**Requirements:** Give back exactly the lines from the "Give me the" line to the final line of the records, and only those, minus any pictures.

━━━━━━━━━━━━━━━━━━━━

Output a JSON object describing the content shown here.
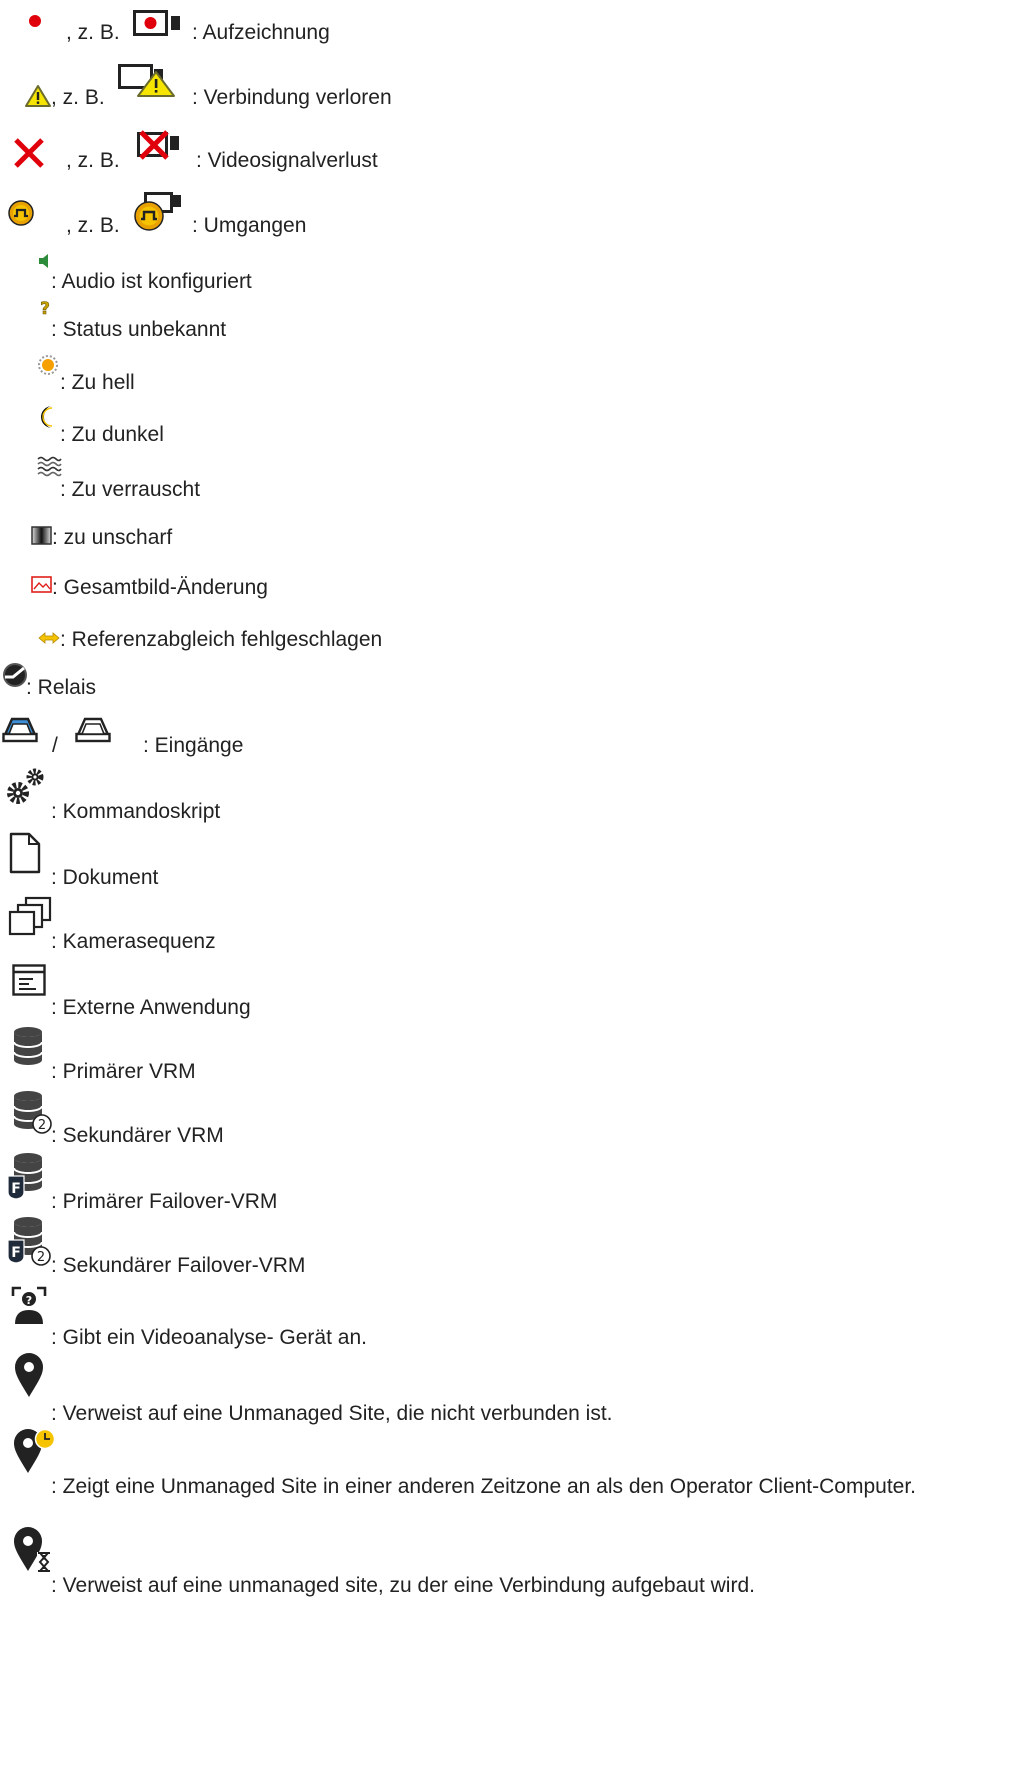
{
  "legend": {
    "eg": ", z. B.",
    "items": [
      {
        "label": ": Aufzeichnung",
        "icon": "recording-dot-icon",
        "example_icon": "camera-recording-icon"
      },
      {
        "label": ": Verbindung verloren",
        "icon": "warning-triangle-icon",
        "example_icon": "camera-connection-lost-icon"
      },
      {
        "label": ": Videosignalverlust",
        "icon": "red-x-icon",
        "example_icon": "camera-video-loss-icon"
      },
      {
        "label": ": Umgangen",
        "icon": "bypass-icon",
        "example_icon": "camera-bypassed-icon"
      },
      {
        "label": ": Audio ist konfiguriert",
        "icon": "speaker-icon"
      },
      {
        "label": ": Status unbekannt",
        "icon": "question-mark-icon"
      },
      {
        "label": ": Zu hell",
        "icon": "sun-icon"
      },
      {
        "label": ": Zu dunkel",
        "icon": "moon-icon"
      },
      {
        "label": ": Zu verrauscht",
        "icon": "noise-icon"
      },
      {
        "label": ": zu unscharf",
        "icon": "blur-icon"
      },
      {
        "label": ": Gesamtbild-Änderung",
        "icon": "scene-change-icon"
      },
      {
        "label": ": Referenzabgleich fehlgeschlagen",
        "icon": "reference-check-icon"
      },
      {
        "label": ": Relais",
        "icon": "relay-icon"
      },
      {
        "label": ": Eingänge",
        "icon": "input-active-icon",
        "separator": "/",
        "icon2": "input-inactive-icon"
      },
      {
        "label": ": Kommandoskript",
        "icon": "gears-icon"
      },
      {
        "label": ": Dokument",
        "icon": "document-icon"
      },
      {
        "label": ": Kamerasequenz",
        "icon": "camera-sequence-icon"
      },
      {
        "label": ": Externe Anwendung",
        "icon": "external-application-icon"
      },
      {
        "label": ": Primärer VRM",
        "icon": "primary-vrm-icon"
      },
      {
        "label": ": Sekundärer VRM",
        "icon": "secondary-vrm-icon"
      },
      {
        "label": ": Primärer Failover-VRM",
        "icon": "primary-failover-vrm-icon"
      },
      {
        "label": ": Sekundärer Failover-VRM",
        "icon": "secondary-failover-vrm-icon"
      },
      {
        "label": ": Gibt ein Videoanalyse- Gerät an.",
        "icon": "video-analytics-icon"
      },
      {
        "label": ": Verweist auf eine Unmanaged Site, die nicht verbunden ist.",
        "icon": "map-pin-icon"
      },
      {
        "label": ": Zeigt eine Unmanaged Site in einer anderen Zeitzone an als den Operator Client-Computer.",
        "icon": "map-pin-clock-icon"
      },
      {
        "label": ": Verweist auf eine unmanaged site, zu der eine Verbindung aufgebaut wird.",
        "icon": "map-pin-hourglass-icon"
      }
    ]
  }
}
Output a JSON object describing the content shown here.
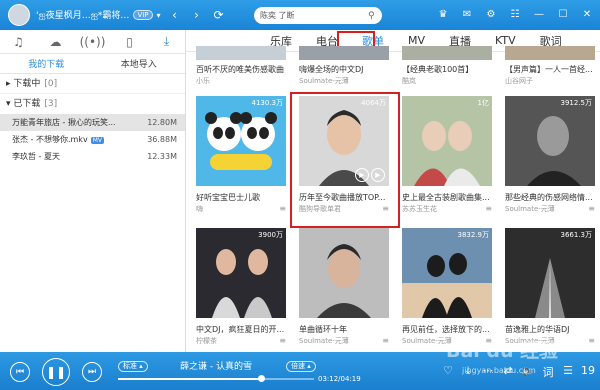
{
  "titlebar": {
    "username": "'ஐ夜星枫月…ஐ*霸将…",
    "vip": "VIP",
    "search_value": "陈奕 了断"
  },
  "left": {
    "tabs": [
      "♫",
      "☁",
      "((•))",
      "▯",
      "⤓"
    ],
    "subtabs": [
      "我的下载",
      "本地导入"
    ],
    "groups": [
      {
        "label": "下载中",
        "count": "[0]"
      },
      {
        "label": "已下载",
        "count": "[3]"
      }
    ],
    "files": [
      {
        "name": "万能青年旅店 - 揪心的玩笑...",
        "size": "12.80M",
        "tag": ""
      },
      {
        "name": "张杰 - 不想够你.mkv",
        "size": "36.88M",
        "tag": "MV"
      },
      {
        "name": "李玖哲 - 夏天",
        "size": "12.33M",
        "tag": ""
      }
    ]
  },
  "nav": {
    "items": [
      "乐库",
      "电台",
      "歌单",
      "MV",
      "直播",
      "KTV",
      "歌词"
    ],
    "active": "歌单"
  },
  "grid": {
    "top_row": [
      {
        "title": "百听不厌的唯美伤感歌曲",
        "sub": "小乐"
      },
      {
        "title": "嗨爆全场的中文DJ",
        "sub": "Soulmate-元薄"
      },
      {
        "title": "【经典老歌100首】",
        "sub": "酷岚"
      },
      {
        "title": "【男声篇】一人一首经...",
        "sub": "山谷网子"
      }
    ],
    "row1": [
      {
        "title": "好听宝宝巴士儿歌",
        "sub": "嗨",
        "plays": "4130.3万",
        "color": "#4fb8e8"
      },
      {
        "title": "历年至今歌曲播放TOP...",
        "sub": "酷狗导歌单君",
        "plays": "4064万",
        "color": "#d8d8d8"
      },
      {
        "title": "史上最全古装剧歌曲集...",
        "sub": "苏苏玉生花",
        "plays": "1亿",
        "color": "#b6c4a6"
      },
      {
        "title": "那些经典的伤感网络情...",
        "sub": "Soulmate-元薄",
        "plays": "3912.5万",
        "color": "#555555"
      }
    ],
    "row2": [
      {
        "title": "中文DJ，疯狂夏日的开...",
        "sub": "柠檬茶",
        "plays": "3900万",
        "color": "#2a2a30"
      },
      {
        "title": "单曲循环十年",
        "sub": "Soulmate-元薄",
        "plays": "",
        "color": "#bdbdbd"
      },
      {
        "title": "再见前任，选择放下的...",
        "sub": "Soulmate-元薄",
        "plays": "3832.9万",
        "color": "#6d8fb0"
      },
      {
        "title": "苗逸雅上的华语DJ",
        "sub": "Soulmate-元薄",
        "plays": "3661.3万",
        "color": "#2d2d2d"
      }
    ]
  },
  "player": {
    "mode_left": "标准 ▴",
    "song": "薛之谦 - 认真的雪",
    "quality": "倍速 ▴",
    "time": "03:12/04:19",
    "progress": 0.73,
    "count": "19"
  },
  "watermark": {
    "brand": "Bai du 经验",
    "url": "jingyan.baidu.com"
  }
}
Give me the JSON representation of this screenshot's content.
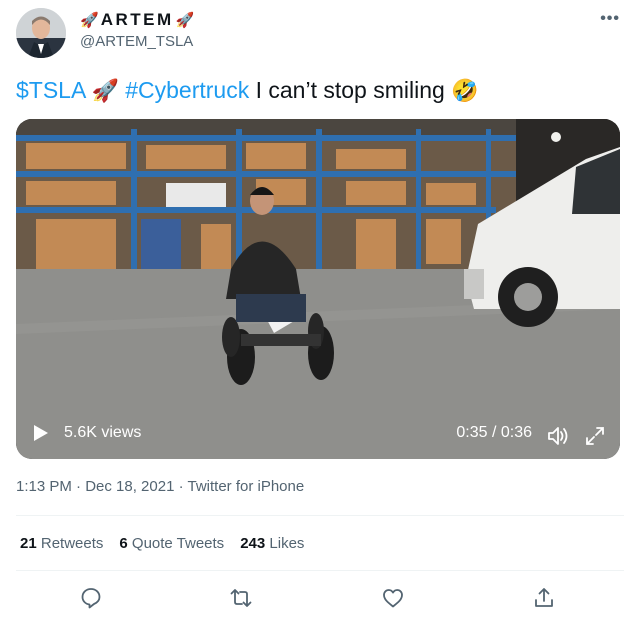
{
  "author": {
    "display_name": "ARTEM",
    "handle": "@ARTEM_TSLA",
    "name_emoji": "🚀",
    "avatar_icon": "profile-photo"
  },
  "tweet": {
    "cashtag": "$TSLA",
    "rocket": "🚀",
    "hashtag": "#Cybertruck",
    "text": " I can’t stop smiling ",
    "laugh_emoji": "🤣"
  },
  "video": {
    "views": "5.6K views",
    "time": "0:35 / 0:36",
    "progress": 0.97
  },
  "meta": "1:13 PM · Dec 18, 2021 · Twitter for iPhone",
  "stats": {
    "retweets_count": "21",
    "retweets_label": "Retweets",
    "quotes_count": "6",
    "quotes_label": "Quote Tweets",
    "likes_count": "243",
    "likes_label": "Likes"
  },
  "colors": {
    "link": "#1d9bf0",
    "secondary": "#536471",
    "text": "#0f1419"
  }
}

━━━━━━━━━━━━━━━━━━━━

**Written reply:**
Give me the JSON representation of this screenshot's content.
{
  "author": {
    "display_name": "ARTEM",
    "handle": "@ARTEM_TSLA",
    "name_emoji": "🚀",
    "avatar_icon": "profile-photo"
  },
  "tweet": {
    "cashtag": "$TSLA",
    "rocket": "🚀",
    "hashtag": "#Cybertruck",
    "text": " I can’t stop smiling ",
    "laugh_emoji": "🤣"
  },
  "video": {
    "views": "5.6K views",
    "time": "0:35 / 0:36",
    "progress": 0.97
  },
  "meta": "1:13 PM · Dec 18, 2021 · Twitter for iPhone",
  "stats": {
    "retweets_count": "21",
    "retweets_label": "Retweets",
    "quotes_count": "6",
    "quotes_label": "Quote Tweets",
    "likes_count": "243",
    "likes_label": "Likes"
  },
  "colors": {
    "link": "#1d9bf0",
    "secondary": "#536471",
    "text": "#0f1419"
  }
}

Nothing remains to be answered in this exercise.